Go through the records and show each line where the word "title" occurs.

Listed entries

━━━━━━━━

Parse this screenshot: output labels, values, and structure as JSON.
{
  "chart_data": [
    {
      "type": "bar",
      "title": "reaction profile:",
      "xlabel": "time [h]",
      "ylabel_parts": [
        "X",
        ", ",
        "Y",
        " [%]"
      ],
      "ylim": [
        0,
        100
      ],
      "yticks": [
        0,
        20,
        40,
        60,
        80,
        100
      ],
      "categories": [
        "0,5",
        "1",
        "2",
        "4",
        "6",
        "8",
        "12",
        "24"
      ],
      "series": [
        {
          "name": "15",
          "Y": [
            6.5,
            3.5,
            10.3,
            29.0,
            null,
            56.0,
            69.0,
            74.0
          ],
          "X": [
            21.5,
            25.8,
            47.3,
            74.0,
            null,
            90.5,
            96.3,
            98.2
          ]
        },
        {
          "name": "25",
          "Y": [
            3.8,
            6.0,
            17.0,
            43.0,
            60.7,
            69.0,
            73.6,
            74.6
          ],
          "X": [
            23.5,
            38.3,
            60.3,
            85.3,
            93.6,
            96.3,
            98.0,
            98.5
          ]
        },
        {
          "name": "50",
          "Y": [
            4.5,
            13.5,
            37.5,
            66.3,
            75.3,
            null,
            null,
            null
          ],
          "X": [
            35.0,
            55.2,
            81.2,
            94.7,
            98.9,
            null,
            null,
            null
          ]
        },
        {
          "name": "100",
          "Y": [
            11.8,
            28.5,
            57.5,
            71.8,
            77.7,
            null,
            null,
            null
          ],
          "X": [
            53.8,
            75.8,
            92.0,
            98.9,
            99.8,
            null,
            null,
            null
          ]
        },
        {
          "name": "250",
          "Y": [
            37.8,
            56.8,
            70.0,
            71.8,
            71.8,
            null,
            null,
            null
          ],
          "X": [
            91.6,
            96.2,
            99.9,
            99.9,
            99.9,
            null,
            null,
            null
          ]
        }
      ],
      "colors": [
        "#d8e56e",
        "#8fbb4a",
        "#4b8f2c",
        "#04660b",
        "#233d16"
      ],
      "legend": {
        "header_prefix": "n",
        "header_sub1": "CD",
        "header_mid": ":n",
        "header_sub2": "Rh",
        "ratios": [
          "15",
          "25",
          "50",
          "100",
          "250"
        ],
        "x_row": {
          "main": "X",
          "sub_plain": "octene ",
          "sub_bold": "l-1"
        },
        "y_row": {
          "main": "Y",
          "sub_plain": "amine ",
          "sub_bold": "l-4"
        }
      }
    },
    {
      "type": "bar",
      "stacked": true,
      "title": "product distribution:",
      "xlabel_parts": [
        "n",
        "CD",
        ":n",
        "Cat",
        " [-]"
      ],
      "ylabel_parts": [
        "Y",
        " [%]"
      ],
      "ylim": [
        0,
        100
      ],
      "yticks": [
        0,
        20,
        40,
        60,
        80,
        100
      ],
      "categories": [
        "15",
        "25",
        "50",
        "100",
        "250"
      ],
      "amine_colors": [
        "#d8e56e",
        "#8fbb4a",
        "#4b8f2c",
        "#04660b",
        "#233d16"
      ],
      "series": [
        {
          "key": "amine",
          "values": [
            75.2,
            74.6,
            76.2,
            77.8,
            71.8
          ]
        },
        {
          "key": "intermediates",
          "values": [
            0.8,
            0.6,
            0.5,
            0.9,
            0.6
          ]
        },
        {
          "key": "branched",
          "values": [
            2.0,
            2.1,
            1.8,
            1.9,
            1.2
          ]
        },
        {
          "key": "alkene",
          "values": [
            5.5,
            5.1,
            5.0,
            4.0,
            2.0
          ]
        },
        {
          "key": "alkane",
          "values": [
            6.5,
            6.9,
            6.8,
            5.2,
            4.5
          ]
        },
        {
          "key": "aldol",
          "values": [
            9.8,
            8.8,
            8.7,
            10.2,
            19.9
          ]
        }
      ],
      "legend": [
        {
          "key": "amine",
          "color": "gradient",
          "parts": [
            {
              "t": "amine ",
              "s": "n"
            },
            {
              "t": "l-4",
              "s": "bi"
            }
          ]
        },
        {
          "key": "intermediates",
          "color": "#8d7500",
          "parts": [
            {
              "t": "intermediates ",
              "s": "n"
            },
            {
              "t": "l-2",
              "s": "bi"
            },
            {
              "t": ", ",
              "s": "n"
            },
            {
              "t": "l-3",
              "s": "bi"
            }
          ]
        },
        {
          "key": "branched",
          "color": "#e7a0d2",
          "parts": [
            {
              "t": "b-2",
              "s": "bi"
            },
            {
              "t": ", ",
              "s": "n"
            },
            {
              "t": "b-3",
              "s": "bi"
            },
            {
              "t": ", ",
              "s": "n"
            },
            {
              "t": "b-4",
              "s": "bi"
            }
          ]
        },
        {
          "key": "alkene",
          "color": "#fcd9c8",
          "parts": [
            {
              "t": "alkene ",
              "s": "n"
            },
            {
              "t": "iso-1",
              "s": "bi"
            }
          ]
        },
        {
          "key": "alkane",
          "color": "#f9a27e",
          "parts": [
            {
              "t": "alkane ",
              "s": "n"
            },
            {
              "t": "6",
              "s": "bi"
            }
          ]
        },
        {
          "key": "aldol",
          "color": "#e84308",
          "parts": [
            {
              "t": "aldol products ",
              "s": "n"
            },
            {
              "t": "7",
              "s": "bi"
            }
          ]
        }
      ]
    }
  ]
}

━━━━━━━━

Solution to this task
      "title": "reaction profile:",
      "title": "product distribution:",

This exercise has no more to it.